--- Begin The input ---

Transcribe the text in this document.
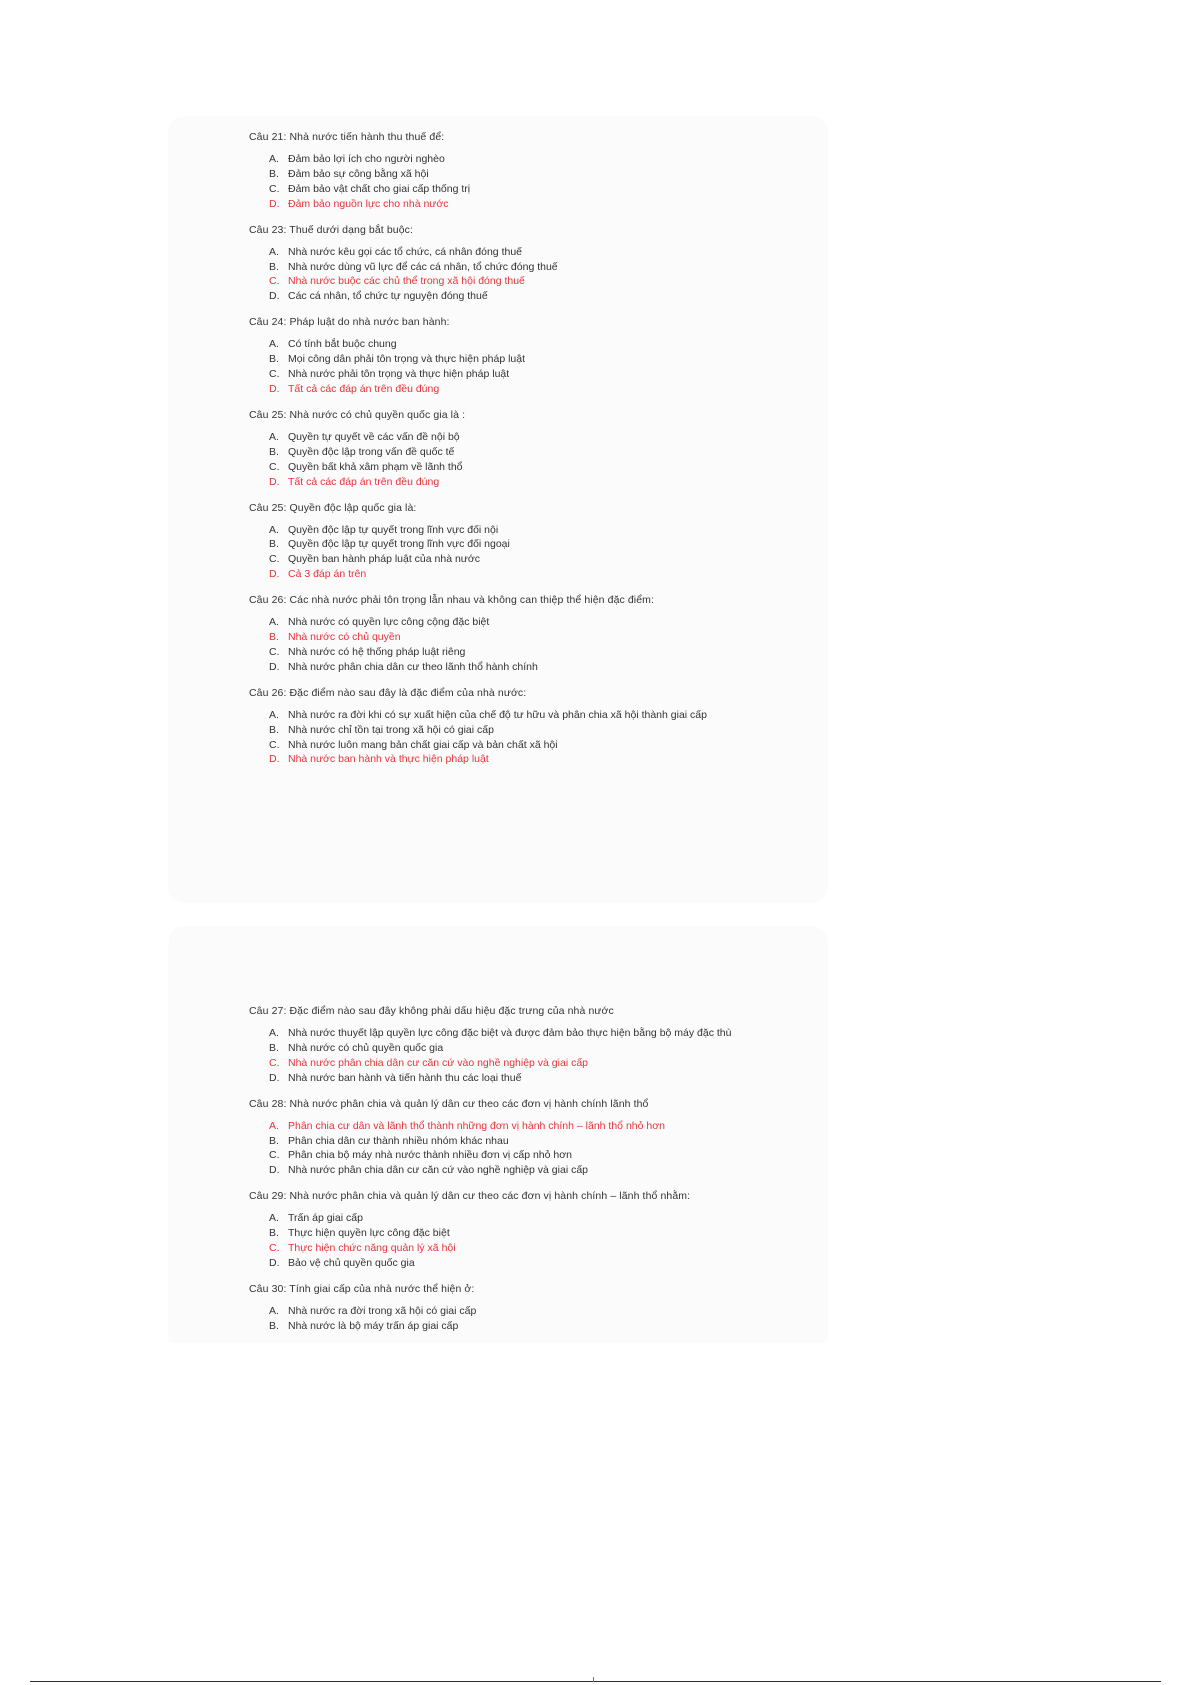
Câu 21: Nhà nước tiến hành thu thuế để:

A. Đảm bảo lợi ích cho người nghèo
B. Đảm bảo sự công bằng xã hội
C. Đảm bảo vật chất cho giai cấp thống trị
D. Đảm bảo nguồn lực cho nhà nước

Câu 23: Thuế dưới dạng bắt buộc:

A. Nhà nước kêu gọi các tổ chức, cá nhân đóng thuế
B. Nhà nước dùng vũ lực để các cá nhân, tổ chức đóng thuế
C. Nhà nước buộc các chủ thể trong xã hội đóng thuế
D. Các cá nhân, tổ chức tự nguyện đóng thuế

Câu 24: Pháp luật do nhà nước ban hành:

A. Có tính bắt buộc chung
B. Mọi công dân phải tôn trọng và thực hiện pháp luật
C. Nhà nước phải tôn trọng và thực hiện pháp luật
D. Tất cả các đáp án trên đều đúng

Câu 25: Nhà nước có chủ quyền quốc gia là :

A. Quyền tự quyết về các vấn đề nội bộ
B. Quyền độc lập trong vấn đề quốc tế
C. Quyền bất khả xâm phạm về lãnh thổ
D. Tất cả các đáp án trên đều đúng

Câu 25: Quyền độc lập quốc gia là:

A. Quyền độc lập tự quyết trong lĩnh vực đối nội
B. Quyền độc lập tự quyết trong lĩnh vực đối ngoại
C. Quyền ban hành pháp luật của nhà nước
D. Cả 3 đáp án trên

Câu 26: Các nhà nước phải tôn trọng lẫn nhau và không can thiệp thể hiện đặc điểm:

A. Nhà nước có quyền lực công cộng đặc biệt
B. Nhà nước có chủ quyền
C. Nhà nước có hệ thống pháp luật riêng
D. Nhà nước phân chia dân cư theo lãnh thổ hành chính

Câu 26: Đặc điểm nào sau đây là đặc điểm của nhà nước:

A. Nhà nước ra đời khi có sự xuất hiện của chế độ tư hữu và phân chia xã hội thành giai cấp
B. Nhà nước chỉ tồn tại trong xã hội có giai cấp
C. Nhà nước luôn mang bản chất giai cấp và bản chất xã hội
D. Nhà nước ban hành và thực hiện pháp luật

Câu 27: Đặc điểm nào sau đây không phải dấu hiệu đặc trưng của nhà nước

A. Nhà nước thuyết lập quyền lực công đặc biệt và được đảm bảo thực hiện bằng bộ máy đặc thù
B. Nhà nước có chủ quyền quốc gia
C. Nhà nước phân chia dân cư căn cứ vào nghề nghiệp và giai cấp
D. Nhà nước ban hành và tiến hành thu các loại thuế

Câu 28: Nhà nước phân chia và quản lý dân cư theo các đơn vị hành chính lãnh thổ

A. Phân chia cư dân và lãnh thổ thành những đơn vị hành chính – lãnh thổ nhỏ hơn
B. Phân chia dân cư thành nhiều nhóm khác nhau
C. Phân chia bộ máy nhà nước thành nhiều đơn vị cấp nhỏ hơn
D. Nhà nước phân chia dân cư căn cứ vào nghề nghiệp và giai cấp

Câu 29: Nhà nước phân chia và quản lý dân cư theo các đơn vị hành chính – lãnh thổ nhằm:

A. Trấn áp giai cấp
B. Thực hiện quyền lực công đặc biệt
C. Thực hiện chức năng quản lý xã hội
D. Bảo vệ chủ quyền quốc gia

Câu 30: Tính giai cấp của nhà nước thể hiện ở:

A. Nhà nước ra đời trong xã hội có giai cấp
B. Nhà nước là bộ máy trấn áp giai cấp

--- End The input ---

What the task requires:
Write down only the number of lines that contain the string "trọng" in the listing.

In response:
3